-- Begin DATA IN THIS EXERCISE --

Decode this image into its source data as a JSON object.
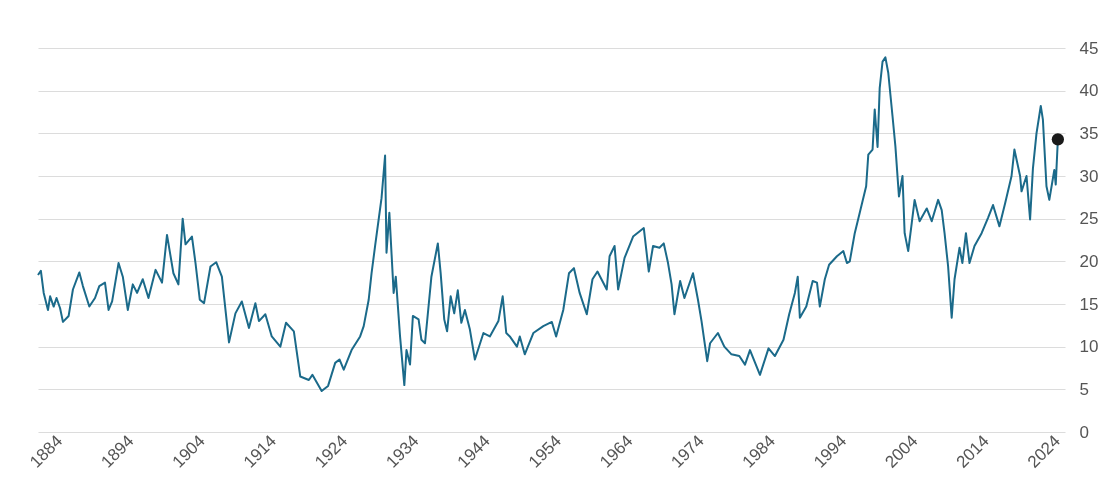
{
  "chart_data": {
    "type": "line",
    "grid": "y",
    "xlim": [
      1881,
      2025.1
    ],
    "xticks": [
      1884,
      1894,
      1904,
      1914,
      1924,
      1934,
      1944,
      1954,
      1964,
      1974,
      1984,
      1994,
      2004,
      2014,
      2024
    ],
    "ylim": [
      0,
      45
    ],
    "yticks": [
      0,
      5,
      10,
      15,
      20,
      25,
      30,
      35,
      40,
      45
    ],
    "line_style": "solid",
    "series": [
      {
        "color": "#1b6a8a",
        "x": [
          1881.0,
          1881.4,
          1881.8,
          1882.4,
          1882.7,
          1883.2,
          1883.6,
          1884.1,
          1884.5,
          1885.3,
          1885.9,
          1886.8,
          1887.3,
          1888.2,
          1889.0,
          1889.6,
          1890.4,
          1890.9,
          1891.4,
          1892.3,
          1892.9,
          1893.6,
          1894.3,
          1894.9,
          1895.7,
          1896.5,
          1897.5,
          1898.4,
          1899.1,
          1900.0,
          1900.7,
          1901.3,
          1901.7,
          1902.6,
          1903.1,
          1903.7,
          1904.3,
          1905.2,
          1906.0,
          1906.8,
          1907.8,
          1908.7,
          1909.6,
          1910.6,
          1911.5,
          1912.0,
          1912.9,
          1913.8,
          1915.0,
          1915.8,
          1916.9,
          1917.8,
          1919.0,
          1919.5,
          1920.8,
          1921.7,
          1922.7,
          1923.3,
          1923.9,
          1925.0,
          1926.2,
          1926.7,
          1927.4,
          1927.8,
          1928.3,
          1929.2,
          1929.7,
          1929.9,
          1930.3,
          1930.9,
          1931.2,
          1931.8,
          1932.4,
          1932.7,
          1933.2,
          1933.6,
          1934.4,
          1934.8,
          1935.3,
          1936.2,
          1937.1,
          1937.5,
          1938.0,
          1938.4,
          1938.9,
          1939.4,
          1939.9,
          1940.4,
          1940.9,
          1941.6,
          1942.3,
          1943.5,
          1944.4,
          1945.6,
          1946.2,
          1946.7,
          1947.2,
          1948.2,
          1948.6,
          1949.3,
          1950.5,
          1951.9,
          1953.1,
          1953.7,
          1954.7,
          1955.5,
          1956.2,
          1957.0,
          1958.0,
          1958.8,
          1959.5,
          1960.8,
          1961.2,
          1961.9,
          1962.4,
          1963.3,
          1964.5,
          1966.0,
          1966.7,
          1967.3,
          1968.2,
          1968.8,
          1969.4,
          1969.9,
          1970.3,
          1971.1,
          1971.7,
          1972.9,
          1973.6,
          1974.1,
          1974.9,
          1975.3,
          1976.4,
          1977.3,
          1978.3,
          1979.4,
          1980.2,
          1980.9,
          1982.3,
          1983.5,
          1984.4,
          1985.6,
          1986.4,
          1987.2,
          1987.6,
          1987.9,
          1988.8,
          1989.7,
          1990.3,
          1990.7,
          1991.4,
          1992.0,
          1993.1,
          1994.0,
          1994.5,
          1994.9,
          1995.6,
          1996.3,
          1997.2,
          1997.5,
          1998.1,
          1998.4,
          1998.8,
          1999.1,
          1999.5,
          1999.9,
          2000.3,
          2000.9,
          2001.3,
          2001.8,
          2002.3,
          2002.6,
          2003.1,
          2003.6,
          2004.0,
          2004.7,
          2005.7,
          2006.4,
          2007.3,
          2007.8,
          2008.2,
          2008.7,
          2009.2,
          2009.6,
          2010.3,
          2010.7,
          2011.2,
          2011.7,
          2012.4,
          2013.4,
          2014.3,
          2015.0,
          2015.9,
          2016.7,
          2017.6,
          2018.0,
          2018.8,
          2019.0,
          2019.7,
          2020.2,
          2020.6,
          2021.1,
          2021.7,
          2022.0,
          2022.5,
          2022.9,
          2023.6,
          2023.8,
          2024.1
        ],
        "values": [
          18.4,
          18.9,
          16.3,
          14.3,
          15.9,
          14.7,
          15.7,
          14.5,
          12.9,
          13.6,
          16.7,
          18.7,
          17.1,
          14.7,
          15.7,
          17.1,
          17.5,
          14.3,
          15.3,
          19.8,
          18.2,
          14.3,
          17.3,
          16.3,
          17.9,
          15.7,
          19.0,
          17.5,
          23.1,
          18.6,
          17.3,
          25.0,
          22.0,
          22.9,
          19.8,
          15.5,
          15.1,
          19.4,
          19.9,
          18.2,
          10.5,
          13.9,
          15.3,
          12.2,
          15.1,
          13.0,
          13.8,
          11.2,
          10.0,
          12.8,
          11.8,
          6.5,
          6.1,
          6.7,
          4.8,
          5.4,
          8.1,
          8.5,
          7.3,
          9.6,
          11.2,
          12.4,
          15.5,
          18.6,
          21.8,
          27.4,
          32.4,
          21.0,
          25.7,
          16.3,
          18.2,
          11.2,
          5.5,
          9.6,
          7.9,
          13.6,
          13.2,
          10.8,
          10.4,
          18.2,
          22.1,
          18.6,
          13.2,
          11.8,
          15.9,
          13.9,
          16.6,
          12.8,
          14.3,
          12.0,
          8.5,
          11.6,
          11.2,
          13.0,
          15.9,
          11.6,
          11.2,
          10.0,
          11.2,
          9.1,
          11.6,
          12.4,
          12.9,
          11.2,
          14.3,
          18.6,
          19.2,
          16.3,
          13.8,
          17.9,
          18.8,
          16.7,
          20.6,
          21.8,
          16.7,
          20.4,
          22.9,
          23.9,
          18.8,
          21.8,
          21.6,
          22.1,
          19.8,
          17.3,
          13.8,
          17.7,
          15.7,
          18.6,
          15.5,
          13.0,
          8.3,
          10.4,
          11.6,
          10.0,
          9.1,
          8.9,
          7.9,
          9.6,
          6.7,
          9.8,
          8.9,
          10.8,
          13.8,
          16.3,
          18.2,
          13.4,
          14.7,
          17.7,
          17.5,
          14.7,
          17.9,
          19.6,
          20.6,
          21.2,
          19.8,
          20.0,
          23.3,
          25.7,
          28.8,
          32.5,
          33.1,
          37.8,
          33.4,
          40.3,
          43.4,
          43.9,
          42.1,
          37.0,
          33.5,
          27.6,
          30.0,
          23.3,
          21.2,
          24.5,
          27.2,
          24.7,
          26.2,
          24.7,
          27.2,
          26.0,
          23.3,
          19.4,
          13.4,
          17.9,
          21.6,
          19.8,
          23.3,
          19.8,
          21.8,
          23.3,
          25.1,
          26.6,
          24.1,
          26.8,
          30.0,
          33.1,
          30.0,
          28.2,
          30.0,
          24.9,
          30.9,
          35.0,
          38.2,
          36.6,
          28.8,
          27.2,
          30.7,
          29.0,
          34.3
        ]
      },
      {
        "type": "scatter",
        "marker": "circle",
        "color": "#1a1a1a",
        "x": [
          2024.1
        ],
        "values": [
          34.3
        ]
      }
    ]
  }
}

-- End DATA IN THIS EXERCISE --

**SET PROBLEM**
All the lines above are to be reproduced exactly, except the pictures.

**TASK ANSWER**
Decode this image into its source data as a JSON object.
{
  "chart_data": {
    "type": "line",
    "grid": "y",
    "xlim": [
      1881,
      2025.1
    ],
    "xticks": [
      1884,
      1894,
      1904,
      1914,
      1924,
      1934,
      1944,
      1954,
      1964,
      1974,
      1984,
      1994,
      2004,
      2014,
      2024
    ],
    "ylim": [
      0,
      45
    ],
    "yticks": [
      0,
      5,
      10,
      15,
      20,
      25,
      30,
      35,
      40,
      45
    ],
    "line_style": "solid",
    "series": [
      {
        "color": "#1b6a8a",
        "x": [
          1881.0,
          1881.4,
          1881.8,
          1882.4,
          1882.7,
          1883.2,
          1883.6,
          1884.1,
          1884.5,
          1885.3,
          1885.9,
          1886.8,
          1887.3,
          1888.2,
          1889.0,
          1889.6,
          1890.4,
          1890.9,
          1891.4,
          1892.3,
          1892.9,
          1893.6,
          1894.3,
          1894.9,
          1895.7,
          1896.5,
          1897.5,
          1898.4,
          1899.1,
          1900.0,
          1900.7,
          1901.3,
          1901.7,
          1902.6,
          1903.1,
          1903.7,
          1904.3,
          1905.2,
          1906.0,
          1906.8,
          1907.8,
          1908.7,
          1909.6,
          1910.6,
          1911.5,
          1912.0,
          1912.9,
          1913.8,
          1915.0,
          1915.8,
          1916.9,
          1917.8,
          1919.0,
          1919.5,
          1920.8,
          1921.7,
          1922.7,
          1923.3,
          1923.9,
          1925.0,
          1926.2,
          1926.7,
          1927.4,
          1927.8,
          1928.3,
          1929.2,
          1929.7,
          1929.9,
          1930.3,
          1930.9,
          1931.2,
          1931.8,
          1932.4,
          1932.7,
          1933.2,
          1933.6,
          1934.4,
          1934.8,
          1935.3,
          1936.2,
          1937.1,
          1937.5,
          1938.0,
          1938.4,
          1938.9,
          1939.4,
          1939.9,
          1940.4,
          1940.9,
          1941.6,
          1942.3,
          1943.5,
          1944.4,
          1945.6,
          1946.2,
          1946.7,
          1947.2,
          1948.2,
          1948.6,
          1949.3,
          1950.5,
          1951.9,
          1953.1,
          1953.7,
          1954.7,
          1955.5,
          1956.2,
          1957.0,
          1958.0,
          1958.8,
          1959.5,
          1960.8,
          1961.2,
          1961.9,
          1962.4,
          1963.3,
          1964.5,
          1966.0,
          1966.7,
          1967.3,
          1968.2,
          1968.8,
          1969.4,
          1969.9,
          1970.3,
          1971.1,
          1971.7,
          1972.9,
          1973.6,
          1974.1,
          1974.9,
          1975.3,
          1976.4,
          1977.3,
          1978.3,
          1979.4,
          1980.2,
          1980.9,
          1982.3,
          1983.5,
          1984.4,
          1985.6,
          1986.4,
          1987.2,
          1987.6,
          1987.9,
          1988.8,
          1989.7,
          1990.3,
          1990.7,
          1991.4,
          1992.0,
          1993.1,
          1994.0,
          1994.5,
          1994.9,
          1995.6,
          1996.3,
          1997.2,
          1997.5,
          1998.1,
          1998.4,
          1998.8,
          1999.1,
          1999.5,
          1999.9,
          2000.3,
          2000.9,
          2001.3,
          2001.8,
          2002.3,
          2002.6,
          2003.1,
          2003.6,
          2004.0,
          2004.7,
          2005.7,
          2006.4,
          2007.3,
          2007.8,
          2008.2,
          2008.7,
          2009.2,
          2009.6,
          2010.3,
          2010.7,
          2011.2,
          2011.7,
          2012.4,
          2013.4,
          2014.3,
          2015.0,
          2015.9,
          2016.7,
          2017.6,
          2018.0,
          2018.8,
          2019.0,
          2019.7,
          2020.2,
          2020.6,
          2021.1,
          2021.7,
          2022.0,
          2022.5,
          2022.9,
          2023.6,
          2023.8,
          2024.1
        ],
        "values": [
          18.4,
          18.9,
          16.3,
          14.3,
          15.9,
          14.7,
          15.7,
          14.5,
          12.9,
          13.6,
          16.7,
          18.7,
          17.1,
          14.7,
          15.7,
          17.1,
          17.5,
          14.3,
          15.3,
          19.8,
          18.2,
          14.3,
          17.3,
          16.3,
          17.9,
          15.7,
          19.0,
          17.5,
          23.1,
          18.6,
          17.3,
          25.0,
          22.0,
          22.9,
          19.8,
          15.5,
          15.1,
          19.4,
          19.9,
          18.2,
          10.5,
          13.9,
          15.3,
          12.2,
          15.1,
          13.0,
          13.8,
          11.2,
          10.0,
          12.8,
          11.8,
          6.5,
          6.1,
          6.7,
          4.8,
          5.4,
          8.1,
          8.5,
          7.3,
          9.6,
          11.2,
          12.4,
          15.5,
          18.6,
          21.8,
          27.4,
          32.4,
          21.0,
          25.7,
          16.3,
          18.2,
          11.2,
          5.5,
          9.6,
          7.9,
          13.6,
          13.2,
          10.8,
          10.4,
          18.2,
          22.1,
          18.6,
          13.2,
          11.8,
          15.9,
          13.9,
          16.6,
          12.8,
          14.3,
          12.0,
          8.5,
          11.6,
          11.2,
          13.0,
          15.9,
          11.6,
          11.2,
          10.0,
          11.2,
          9.1,
          11.6,
          12.4,
          12.9,
          11.2,
          14.3,
          18.6,
          19.2,
          16.3,
          13.8,
          17.9,
          18.8,
          16.7,
          20.6,
          21.8,
          16.7,
          20.4,
          22.9,
          23.9,
          18.8,
          21.8,
          21.6,
          22.1,
          19.8,
          17.3,
          13.8,
          17.7,
          15.7,
          18.6,
          15.5,
          13.0,
          8.3,
          10.4,
          11.6,
          10.0,
          9.1,
          8.9,
          7.9,
          9.6,
          6.7,
          9.8,
          8.9,
          10.8,
          13.8,
          16.3,
          18.2,
          13.4,
          14.7,
          17.7,
          17.5,
          14.7,
          17.9,
          19.6,
          20.6,
          21.2,
          19.8,
          20.0,
          23.3,
          25.7,
          28.8,
          32.5,
          33.1,
          37.8,
          33.4,
          40.3,
          43.4,
          43.9,
          42.1,
          37.0,
          33.5,
          27.6,
          30.0,
          23.3,
          21.2,
          24.5,
          27.2,
          24.7,
          26.2,
          24.7,
          27.2,
          26.0,
          23.3,
          19.4,
          13.4,
          17.9,
          21.6,
          19.8,
          23.3,
          19.8,
          21.8,
          23.3,
          25.1,
          26.6,
          24.1,
          26.8,
          30.0,
          33.1,
          30.0,
          28.2,
          30.0,
          24.9,
          30.9,
          35.0,
          38.2,
          36.6,
          28.8,
          27.2,
          30.7,
          29.0,
          34.3
        ]
      },
      {
        "type": "scatter",
        "marker": "circle",
        "color": "#1a1a1a",
        "x": [
          2024.1
        ],
        "values": [
          34.3
        ]
      }
    ]
  }
}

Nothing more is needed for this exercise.